Data excerpts
-*-*-

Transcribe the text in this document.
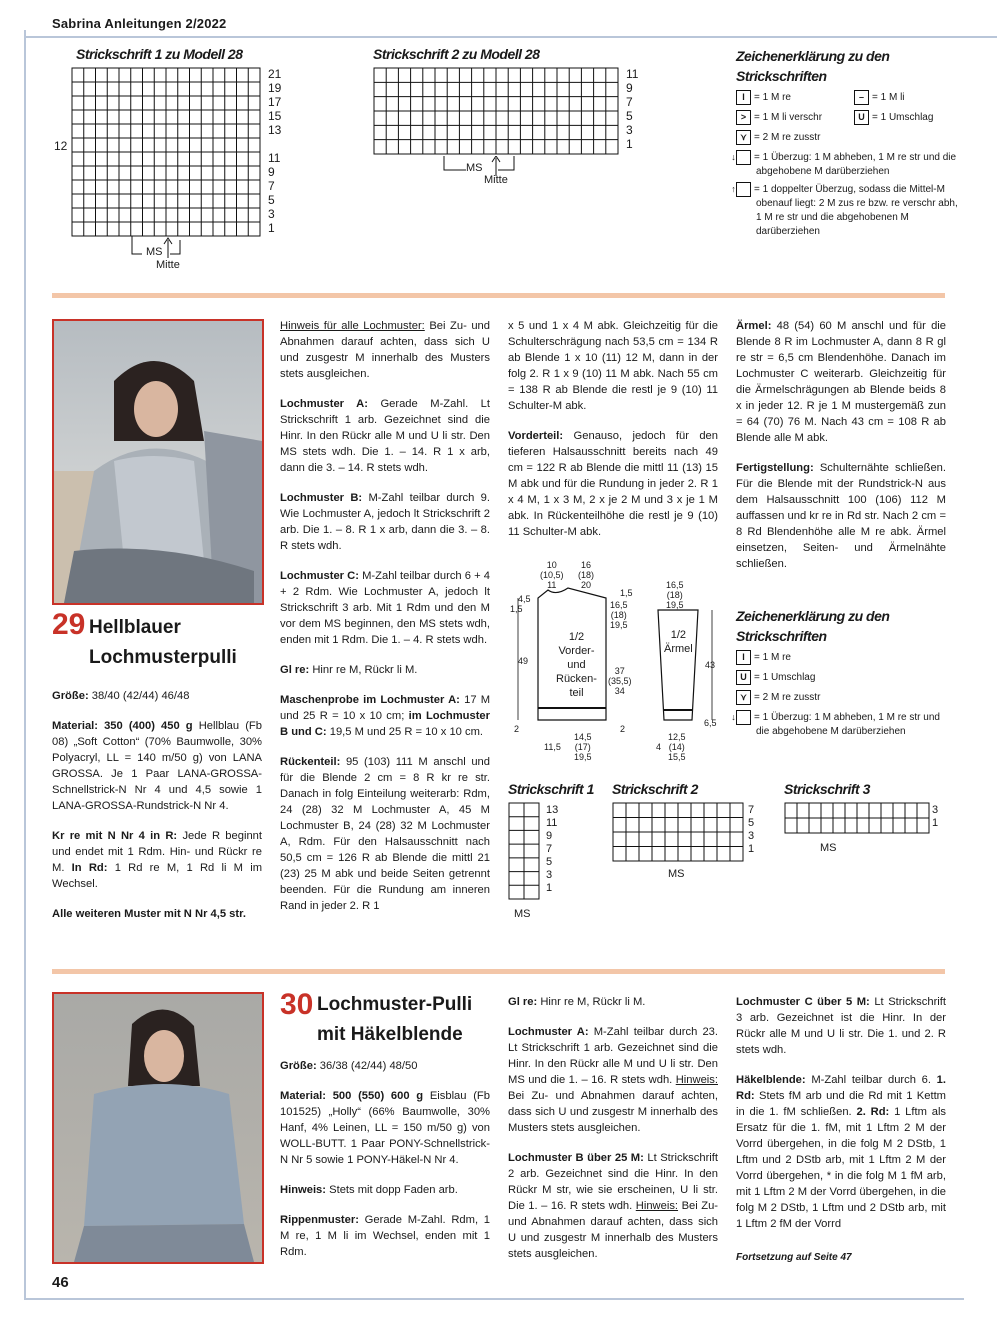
Sabrina Anleitungen 2/2022
Strickschrift 1 zu Modell 28
21
19
17
15
13
11
9
7
5
3
1
12
MS
Mitte
Strickschrift 2 zu Modell 28
11
9
7
5
3
1
MS
Mitte
Zeichenerklärung zu den Strickschriften
I = 1 M re	– = 1 M li
> = 1 M li verschr	U = 1 Umschlag
⋎ = 2 M re zusstr
↓ = 1 Überzug: 1 M abheben, 1 M re str und die abgehobene M darüberziehen
↑ = 1 doppelter Überzug, sodass die Mittel-M obenauf liegt: 2 M zus re bzw. re verschr abh, 1 M re str und die abgehobenen M darüberziehen
29 Hellblauer
Lochmusterpulli

Größe: 38/40 (42/44) 46/48

Material: 350 (400) 450 g Hellblau (Fb 08) „Soft Cotton“ (70% Baumwolle, 30% Polyacryl, LL = 140 m/50 g) von LANA GROSSA. Je 1 Paar LANA-GROSSA-Schnellstrick-N Nr 4 und 4,5 sowie 1 LANA-GROSSA-Rundstrick-N Nr 4.

Kr re mit N Nr 4 in R: Jede R beginnt und endet mit 1 Rdm. Hin- und Rückr re M. In Rd: 1 Rd re M, 1 Rd li M im Wechsel.

Alle weiteren Muster mit N Nr 4,5 str.

Hinweis für alle Lochmuster: Bei Zu- und Abnahmen darauf achten, dass sich U und zusgestr M innerhalb des Musters stets ausgleichen.

Lochmuster A: Gerade M-Zahl. Lt Strickschrift 1 arb. Gezeichnet sind die Hinr. In den Rückr alle M und U li str. Den MS stets wdh. Die 1. – 14. R 1 x arb, dann die 3. – 14. R stets wdh.

Lochmuster B: M-Zahl teilbar durch 9. Wie Lochmuster A, jedoch lt Strickschrift 2 arb. Die 1. – 8. R 1 x arb, dann die 3. – 8. R stets wdh.

Lochmuster C: M-Zahl teilbar durch 6 + 4 + 2 Rdm. Wie Lochmuster A, jedoch lt Strickschrift 3 arb. Mit 1 Rdm und den M vor dem MS beginnen, den MS stets wdh, enden mit 1 Rdm. Die 1. – 4. R stets wdh.

Gl re: Hinr re M, Rückr li M.

Maschenprobe im Lochmuster A: 17 M und 25 R = 10 x 10 cm; im Lochmuster B und C: 19,5 M und 25 R = 10 x 10 cm.

Rückenteil: 95 (103) 111 M anschl und für die Blende 2 cm = 8 R kr re str. Danach in folg Einteilung weiterarb: Rdm, 24 (28) 32 M Lochmuster A, 45 M Lochmuster B, 24 (28) 32 M Lochmuster A, Rdm. Für den Halsausschnitt nach 50,5 cm = 126 R ab Blende die mittl 21 (23) 25 M abk und beide Seiten getrennt beenden. Für die Rundung am inneren Rand in jeder 2. R 1

x 5 und 1 x 4 M abk. Gleichzeitig für die Schulterschrägung nach 53,5 cm = 134 R ab Blende 1 x 10 (11) 12 M, dann in der folg 2. R 1 x 9 (10) 11 M abk. Nach 55 cm = 138 R ab Blende die restl je 9 (10) 11 Schulter-M abk.

Vorderteil: Genauso, jedoch für den tieferen Halsausschnitt bereits nach 49 cm = 122 R ab Blende die mittl 11 (13) 15 M abk und für die Rundung in jeder 2. R 1 x 4 M, 1 x 3 M, 2 x je 2 M und 3 x je 1 M abk. In Rückenteilhöhe die restl je 9 (10) 11 Schulter-M abk.

Ärmel: 48 (54) 60 M anschl und für die Blende 8 R im Lochmuster A, dann 8 R gl re str = 6,5 cm Blendenhöhe. Danach im Lochmuster C weiterarb. Gleichzeitig für die Ärmelschrägungen ab Blende beids 8 x in jeder 12. R je 1 M mustergemäß zun = 64 (70) 76 M. Nach 43 cm = 108 R ab Blende alle M abk.

Fertigstellung: Schulternähte schließen. Für die Blende mit der Rundstrick-N aus dem Halsausschnitt 100 (106) 112 M auffassen und kr re in Rd str. Nach 2 cm = 8 Rd Blendenhöhe alle M re abk. Ärmel einsetzen, Seiten- und Ärmelnähte schließen.

Zeichenerklärung zu den Strickschriften
I = 1 M re
U = 1 Umschlag
⋎ = 2 M re zusstr
↓ = 1 Überzug: 1 M abheben, 1 M re str und die abgehobene M darüberziehen
10
(10,5)
11
16
(18)
20
1,5
4,5
1,5	16,5
(18)
19,5
49
1/2
Vorder-
und
Rücken-
teil
37
(35,5)
34
2	2
14,5
(17)
19,5
11,5
16,5
(18)
19,5
1/2
Ärmel
43
6,5
4
12,5
(14)
15,5
Strickschrift 1
13
11
9
7
5
3
1
MS
Strickschrift 2
7
5
3
1
MS
Strickschrift 3
3
1
MS
30 Lochmuster-Pulli
mit Häkelblende

Größe: 36/38 (42/44) 48/50

Material: 500 (550) 600 g Eisblau (Fb 101525) „Holly“ (66% Baumwolle, 30% Hanf, 4% Leinen, LL = 150 m/50 g) von WOLL-BUTT. 1 Paar PONY-Schnellstrick-N Nr 5 sowie 1 PONY-Häkel-N Nr 4.

Hinweis: Stets mit dopp Faden arb.

Rippenmuster: Gerade M-Zahl. Rdm, 1 M re, 1 M li im Wechsel, enden mit 1 Rdm.

Gl re: Hinr re M, Rückr li M.

Lochmuster A: M-Zahl teilbar durch 23. Lt Strickschrift 1 arb. Gezeichnet sind die Hinr. In den Rückr alle M und U li str. Den MS und die 1. – 16. R stets wdh. Hinweis: Bei Zu- und Abnahmen darauf achten, dass sich U und zusgestr M innerhalb des Musters stets ausgleichen.

Lochmuster B über 25 M: Lt Strickschrift 2 arb. Gezeichnet sind die Hinr. In den Rückr M str, wie sie erscheinen, U li str. Die 1. – 16. R stets wdh. Hinweis: Bei Zu- und Abnahmen darauf achten, dass sich U und zusgestr M innerhalb des Musters stets ausgleichen.

Lochmuster C über 5 M: Lt Strickschrift 3 arb. Gezeichnet ist die Hinr. In der Rückr alle M und U li str. Die 1. und 2. R stets wdh.

Häkelblende: M-Zahl teilbar durch 6. 1. Rd: Stets fM arb und die Rd mit 1 Kettm in die 1. fM schließen. 2. Rd: 1 Lftm als Ersatz für die 1. fM, mit 1 Lftm 2 M der Vorrd übergehen, in die folg M 2 DStb, 1 Lftm und 2 DStb arb, mit 1 Lftm 2 M der Vorrd übergehen, * in die folg M 1 fM arb, mit 1 Lftm 2 M der Vorrd übergehen, in die folg M 2 DStb, 1 Lftm und 2 DStb arb, mit 1 Lftm 2 fM der Vorrd

Fortsetzung auf Seite 47
46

-*-*-

What the exercise asks -
Only the number is wanted: how many lines above include the word "Wechsel"?

Answer to the problem -
2